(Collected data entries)
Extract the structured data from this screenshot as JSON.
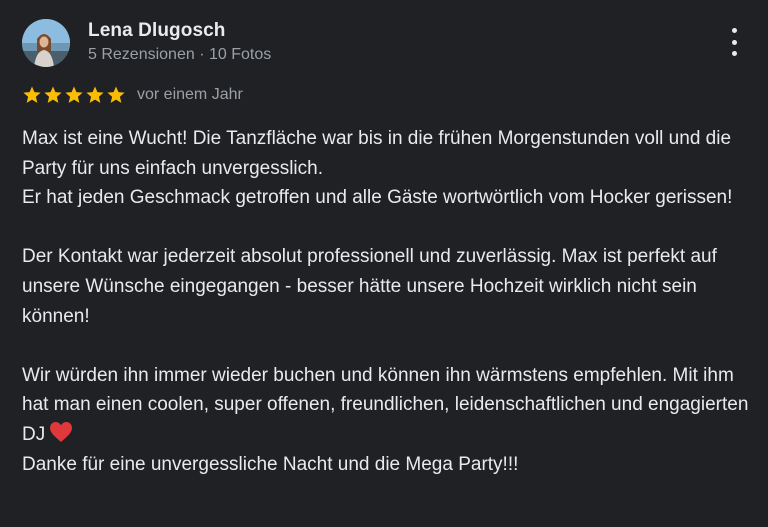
{
  "review": {
    "author": {
      "name": "Lena Dlugosch",
      "meta": "5 Rezensionen · 10 Fotos",
      "avatar_icon": "profile-photo"
    },
    "rating": {
      "stars": 5,
      "max_stars": 5,
      "star_color": "#fbbc04",
      "date": "vor einem Jahr"
    },
    "more_icon": "more-vert-icon",
    "text": {
      "line1": "Max ist eine Wucht! Die Tanzfläche war bis in die frühen Morgenstunden voll und die Party für uns einfach unvergesslich.",
      "line2": "Er hat jeden Geschmack getroffen und alle Gäste wortwörtlich vom Hocker gerissen!",
      "line3": "Der Kontakt war jederzeit absolut professionell und zuverlässig. Max ist perfekt auf unsere Wünsche eingegangen - besser hätte unsere Hochzeit wirklich nicht sein können!",
      "line4": "Wir würden ihn immer wieder buchen und können ihn wärmstens empfehlen. Mit ihm hat man einen coolen, super offenen, freundlichen, leidenschaftlichen und engagierten DJ",
      "line5": "Danke für eine unvergessliche Nacht und die Mega Party!!!",
      "emoji_icon": "red-heart-icon"
    }
  },
  "colors": {
    "background": "#202124",
    "text_primary": "#e8eaed",
    "text_secondary": "#9aa0a6",
    "heart": "#e0383b"
  }
}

## Objective
Reproduce every entry exactly, but omit each picture.

## Final result
Extract the structured data from this screenshot as JSON.
{
  "review": {
    "author": {
      "name": "Lena Dlugosch",
      "meta": "5 Rezensionen · 10 Fotos",
      "avatar_icon": "profile-photo"
    },
    "rating": {
      "stars": 5,
      "max_stars": 5,
      "star_color": "#fbbc04",
      "date": "vor einem Jahr"
    },
    "more_icon": "more-vert-icon",
    "text": {
      "line1": "Max ist eine Wucht! Die Tanzfläche war bis in die frühen Morgenstunden voll und die Party für uns einfach unvergesslich.",
      "line2": "Er hat jeden Geschmack getroffen und alle Gäste wortwörtlich vom Hocker gerissen!",
      "line3": "Der Kontakt war jederzeit absolut professionell und zuverlässig. Max ist perfekt auf unsere Wünsche eingegangen - besser hätte unsere Hochzeit wirklich nicht sein können!",
      "line4": "Wir würden ihn immer wieder buchen und können ihn wärmstens empfehlen. Mit ihm hat man einen coolen, super offenen, freundlichen, leidenschaftlichen und engagierten DJ",
      "line5": "Danke für eine unvergessliche Nacht und die Mega Party!!!",
      "emoji_icon": "red-heart-icon"
    }
  },
  "colors": {
    "background": "#202124",
    "text_primary": "#e8eaed",
    "text_secondary": "#9aa0a6",
    "heart": "#e0383b"
  }
}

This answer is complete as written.